**Do this**.
State how many lines in the records hold the word "name", giving the number and no other text.

**Records shown**.
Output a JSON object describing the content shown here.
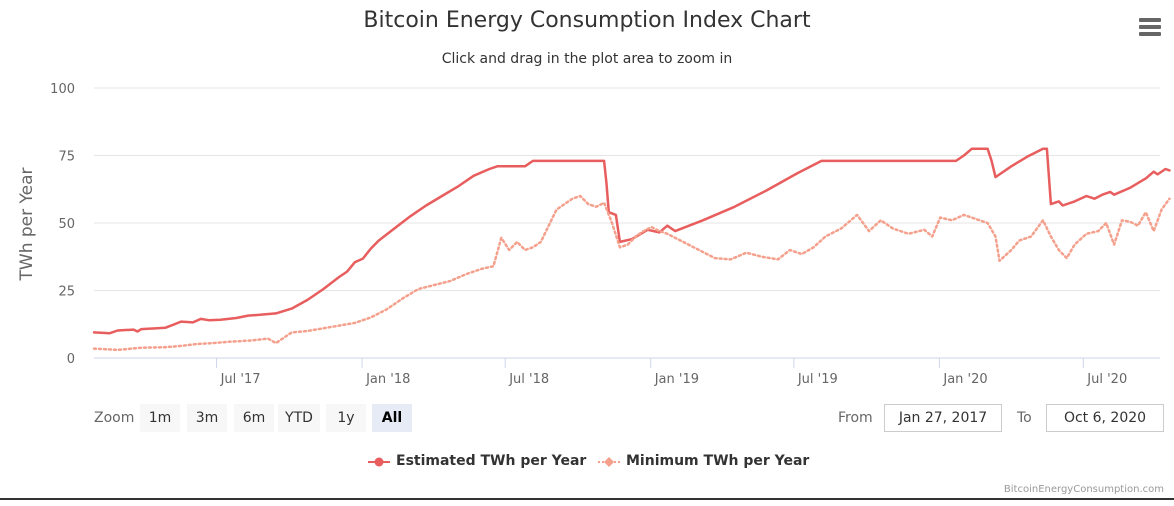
{
  "chart_data": {
    "type": "line",
    "title": "Bitcoin Energy Consumption Index Chart",
    "subtitle": "Click and drag in the plot area to zoom in",
    "ylabel": "TWh per Year",
    "xlabel": "",
    "ylim": [
      0,
      100
    ],
    "yticks": [
      "0",
      "25",
      "50",
      "75",
      "100"
    ],
    "ytick_values": [
      0,
      25,
      50,
      75,
      100
    ],
    "xticks": [
      "Jul '17",
      "Jan '18",
      "Jul '18",
      "Jan '19",
      "Jul '19",
      "Jan '20",
      "Jul '20"
    ],
    "xtick_days": [
      155,
      339,
      520,
      704,
      885,
      1069,
      1251
    ],
    "x_unit": "days since Jan 27, 2017",
    "xlim": [
      0,
      1348
    ],
    "series": [
      {
        "name": "Estimated TWh per Year",
        "color": "#e85d5d",
        "style": "solid",
        "points": [
          [
            0,
            9.5
          ],
          [
            20,
            9.2
          ],
          [
            30,
            10.2
          ],
          [
            50,
            10.5
          ],
          [
            55,
            9.8
          ],
          [
            60,
            10.7
          ],
          [
            80,
            11
          ],
          [
            90,
            11.2
          ],
          [
            100,
            12.3
          ],
          [
            110,
            13.5
          ],
          [
            125,
            13.2
          ],
          [
            135,
            14.5
          ],
          [
            145,
            14
          ],
          [
            160,
            14.2
          ],
          [
            180,
            14.8
          ],
          [
            195,
            15.7
          ],
          [
            210,
            16
          ],
          [
            230,
            16.5
          ],
          [
            250,
            18.3
          ],
          [
            270,
            21.5
          ],
          [
            290,
            25.5
          ],
          [
            310,
            30
          ],
          [
            320,
            32
          ],
          [
            330,
            35.5
          ],
          [
            340,
            36.8
          ],
          [
            350,
            40.5
          ],
          [
            360,
            43.5
          ],
          [
            380,
            48
          ],
          [
            400,
            52.5
          ],
          [
            420,
            56.5
          ],
          [
            440,
            60
          ],
          [
            460,
            63.5
          ],
          [
            480,
            67.5
          ],
          [
            500,
            70
          ],
          [
            510,
            71
          ],
          [
            530,
            71
          ],
          [
            545,
            71
          ],
          [
            555,
            73
          ],
          [
            620,
            73
          ],
          [
            645,
            73
          ],
          [
            648,
            65
          ],
          [
            651,
            54
          ],
          [
            660,
            53
          ],
          [
            665,
            43
          ],
          [
            680,
            44
          ],
          [
            700,
            47.5
          ],
          [
            715,
            46.5
          ],
          [
            725,
            49
          ],
          [
            735,
            47
          ],
          [
            770,
            51
          ],
          [
            810,
            56
          ],
          [
            850,
            62
          ],
          [
            890,
            68.5
          ],
          [
            920,
            73
          ],
          [
            1000,
            73
          ],
          [
            1050,
            73
          ],
          [
            1090,
            73
          ],
          [
            1100,
            75
          ],
          [
            1110,
            77.5
          ],
          [
            1130,
            77.5
          ],
          [
            1135,
            73
          ],
          [
            1140,
            67
          ],
          [
            1160,
            71
          ],
          [
            1180,
            74.5
          ],
          [
            1200,
            77.5
          ],
          [
            1205,
            77.5
          ],
          [
            1210,
            57
          ],
          [
            1220,
            58
          ],
          [
            1225,
            56.5
          ],
          [
            1240,
            58
          ],
          [
            1255,
            60
          ],
          [
            1265,
            59
          ],
          [
            1275,
            60.5
          ],
          [
            1285,
            61.5
          ],
          [
            1290,
            60.5
          ],
          [
            1310,
            63
          ],
          [
            1330,
            66.5
          ],
          [
            1340,
            69
          ],
          [
            1345,
            68
          ],
          [
            1355,
            70
          ],
          [
            1360,
            69.5
          ]
        ]
      },
      {
        "name": "Minimum TWh per Year",
        "color": "#f4a08c",
        "style": "dotted",
        "points": [
          [
            0,
            3.5
          ],
          [
            30,
            3
          ],
          [
            60,
            3.8
          ],
          [
            90,
            4
          ],
          [
            110,
            4.5
          ],
          [
            130,
            5.2
          ],
          [
            150,
            5.5
          ],
          [
            170,
            6
          ],
          [
            200,
            6.5
          ],
          [
            220,
            7.2
          ],
          [
            230,
            5.5
          ],
          [
            250,
            9.5
          ],
          [
            270,
            10
          ],
          [
            290,
            11
          ],
          [
            310,
            12
          ],
          [
            330,
            13
          ],
          [
            350,
            15
          ],
          [
            370,
            18
          ],
          [
            390,
            22
          ],
          [
            410,
            25.5
          ],
          [
            430,
            27
          ],
          [
            450,
            28.5
          ],
          [
            470,
            31
          ],
          [
            490,
            33
          ],
          [
            505,
            34
          ],
          [
            515,
            44.5
          ],
          [
            525,
            40
          ],
          [
            535,
            43
          ],
          [
            545,
            40
          ],
          [
            555,
            41
          ],
          [
            565,
            43
          ],
          [
            575,
            49
          ],
          [
            585,
            55
          ],
          [
            595,
            57
          ],
          [
            605,
            59
          ],
          [
            615,
            60
          ],
          [
            625,
            57
          ],
          [
            635,
            56
          ],
          [
            645,
            57.5
          ],
          [
            655,
            50
          ],
          [
            665,
            41
          ],
          [
            675,
            42
          ],
          [
            685,
            45
          ],
          [
            695,
            47
          ],
          [
            705,
            48.5
          ],
          [
            715,
            47
          ],
          [
            725,
            46
          ],
          [
            745,
            43
          ],
          [
            765,
            40
          ],
          [
            785,
            37
          ],
          [
            805,
            36.5
          ],
          [
            825,
            39
          ],
          [
            845,
            37.5
          ],
          [
            865,
            36.5
          ],
          [
            880,
            40
          ],
          [
            895,
            38.5
          ],
          [
            910,
            41
          ],
          [
            925,
            45
          ],
          [
            945,
            48
          ],
          [
            965,
            53
          ],
          [
            980,
            47
          ],
          [
            995,
            51
          ],
          [
            1010,
            48
          ],
          [
            1030,
            46
          ],
          [
            1050,
            47.5
          ],
          [
            1060,
            45
          ],
          [
            1070,
            52
          ],
          [
            1085,
            51
          ],
          [
            1100,
            53
          ],
          [
            1115,
            51.5
          ],
          [
            1130,
            50
          ],
          [
            1140,
            45
          ],
          [
            1145,
            36
          ],
          [
            1160,
            40
          ],
          [
            1170,
            43.5
          ],
          [
            1185,
            45
          ],
          [
            1200,
            51
          ],
          [
            1210,
            45
          ],
          [
            1220,
            40
          ],
          [
            1230,
            37
          ],
          [
            1240,
            42
          ],
          [
            1255,
            46
          ],
          [
            1270,
            47
          ],
          [
            1280,
            50
          ],
          [
            1290,
            42
          ],
          [
            1300,
            51
          ],
          [
            1310,
            50.5
          ],
          [
            1320,
            49
          ],
          [
            1330,
            54
          ],
          [
            1340,
            47
          ],
          [
            1350,
            55
          ],
          [
            1360,
            59
          ]
        ]
      }
    ]
  },
  "toolbar": {
    "menu_icon": "hamburger-menu-icon",
    "zoom_label": "Zoom",
    "zoom_buttons": [
      "1m",
      "3m",
      "6m",
      "YTD",
      "1y",
      "All"
    ],
    "zoom_active": "All",
    "from_label": "From",
    "from_value": "Jan 27, 2017",
    "to_label": "To",
    "to_value": "Oct 6, 2020"
  },
  "credit": "BitcoinEnergyConsumption.com"
}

**The completed task**.
2